▸ **Aim**
Copy the data precisely, keeping every character.

▸ **Data records**
◆ ◆ ◆ ◆ ◆

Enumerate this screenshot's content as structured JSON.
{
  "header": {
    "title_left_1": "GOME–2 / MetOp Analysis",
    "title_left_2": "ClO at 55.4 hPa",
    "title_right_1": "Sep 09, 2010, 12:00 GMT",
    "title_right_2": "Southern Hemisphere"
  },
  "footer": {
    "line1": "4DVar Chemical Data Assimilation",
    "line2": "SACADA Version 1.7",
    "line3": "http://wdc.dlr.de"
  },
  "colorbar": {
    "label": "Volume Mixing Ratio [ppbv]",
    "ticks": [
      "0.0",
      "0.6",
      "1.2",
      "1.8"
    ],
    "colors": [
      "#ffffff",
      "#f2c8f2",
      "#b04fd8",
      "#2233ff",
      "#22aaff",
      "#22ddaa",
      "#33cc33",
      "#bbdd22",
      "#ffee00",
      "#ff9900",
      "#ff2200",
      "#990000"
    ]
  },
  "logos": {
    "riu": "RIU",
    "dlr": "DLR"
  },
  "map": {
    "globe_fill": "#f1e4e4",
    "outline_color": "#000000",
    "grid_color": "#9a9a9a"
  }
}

◆ ◆ ◆ ◆ ◆

▸ **Result**
Enumerate this screenshot's content as structured JSON.
{
  "header": {
    "title_left_1": "GOME–2 / MetOp Analysis",
    "title_left_2": "ClO at 55.4 hPa",
    "title_right_1": "Sep 09, 2010, 12:00 GMT",
    "title_right_2": "Southern Hemisphere"
  },
  "footer": {
    "line1": "4DVar Chemical Data Assimilation",
    "line2": "SACADA Version 1.7",
    "line3": "http://wdc.dlr.de"
  },
  "colorbar": {
    "label": "Volume Mixing Ratio [ppbv]",
    "ticks": [
      "0.0",
      "0.6",
      "1.2",
      "1.8"
    ],
    "colors": [
      "#ffffff",
      "#f2c8f2",
      "#b04fd8",
      "#2233ff",
      "#22aaff",
      "#22ddaa",
      "#33cc33",
      "#bbdd22",
      "#ffee00",
      "#ff9900",
      "#ff2200",
      "#990000"
    ]
  },
  "logos": {
    "riu": "RIU",
    "dlr": "DLR"
  },
  "map": {
    "globe_fill": "#f1e4e4",
    "outline_color": "#000000",
    "grid_color": "#9a9a9a"
  }
}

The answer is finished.